[Start of PROVIDED RECORDS]
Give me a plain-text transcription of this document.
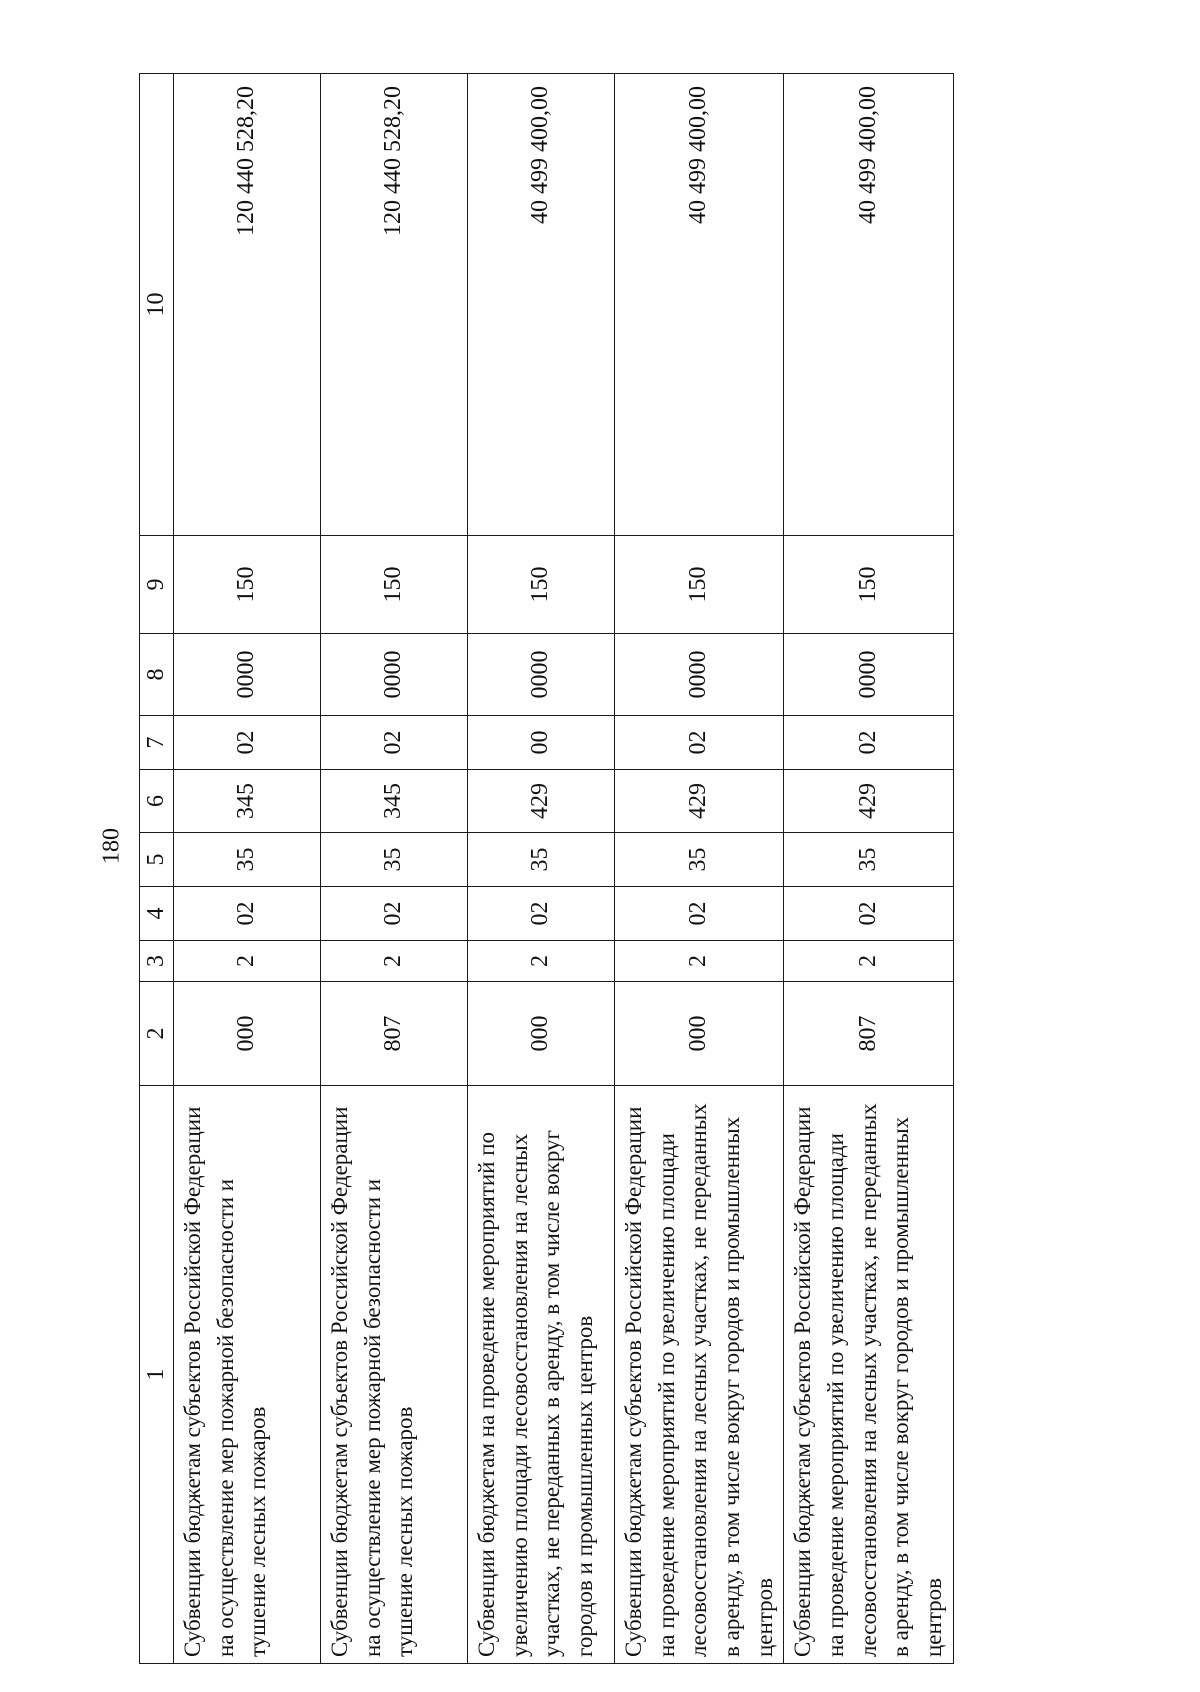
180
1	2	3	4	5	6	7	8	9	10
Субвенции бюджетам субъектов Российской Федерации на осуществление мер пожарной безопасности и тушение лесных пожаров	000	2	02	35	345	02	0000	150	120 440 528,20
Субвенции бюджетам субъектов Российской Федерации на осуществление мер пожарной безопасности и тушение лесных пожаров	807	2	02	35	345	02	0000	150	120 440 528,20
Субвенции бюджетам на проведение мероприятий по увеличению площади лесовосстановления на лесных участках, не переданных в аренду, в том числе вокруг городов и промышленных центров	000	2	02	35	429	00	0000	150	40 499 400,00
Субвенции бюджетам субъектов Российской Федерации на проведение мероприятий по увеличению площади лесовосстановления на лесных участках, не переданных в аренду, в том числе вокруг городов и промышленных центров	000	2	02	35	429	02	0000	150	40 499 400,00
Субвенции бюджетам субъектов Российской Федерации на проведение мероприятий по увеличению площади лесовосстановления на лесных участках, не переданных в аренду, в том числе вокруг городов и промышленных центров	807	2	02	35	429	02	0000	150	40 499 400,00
[End of PROVIDED RECORDS]
- PROBLEM -
Without the pictures, return the entries exactly as they appear.

- ANSWER IN FULL -
Give me a plain-text transcription of this document.
180
1	2	3	4	5	6	7	8	9	10
Субвенции бюджетам субъектов Российской Федерации на осуществление мер пожарной безопасности и тушение лесных пожаров	000	2	02	35	345	02	0000	150	120 440 528,20
Субвенции бюджетам субъектов Российской Федерации на осуществление мер пожарной безопасности и тушение лесных пожаров	807	2	02	35	345	02	0000	150	120 440 528,20
Субвенции бюджетам на проведение мероприятий по увеличению площади лесовосстановления на лесных участках, не переданных в аренду, в том числе вокруг городов и промышленных центров	000	2	02	35	429	00	0000	150	40 499 400,00
Субвенции бюджетам субъектов Российской Федерации на проведение мероприятий по увеличению площади лесовосстановления на лесных участках, не переданных в аренду, в том числе вокруг городов и промышленных центров	000	2	02	35	429	02	0000	150	40 499 400,00
Субвенции бюджетам субъектов Российской Федерации на проведение мероприятий по увеличению площади лесовосстановления на лесных участках, не переданных в аренду, в том числе вокруг городов и промышленных центров	807	2	02	35	429	02	0000	150	40 499 400,00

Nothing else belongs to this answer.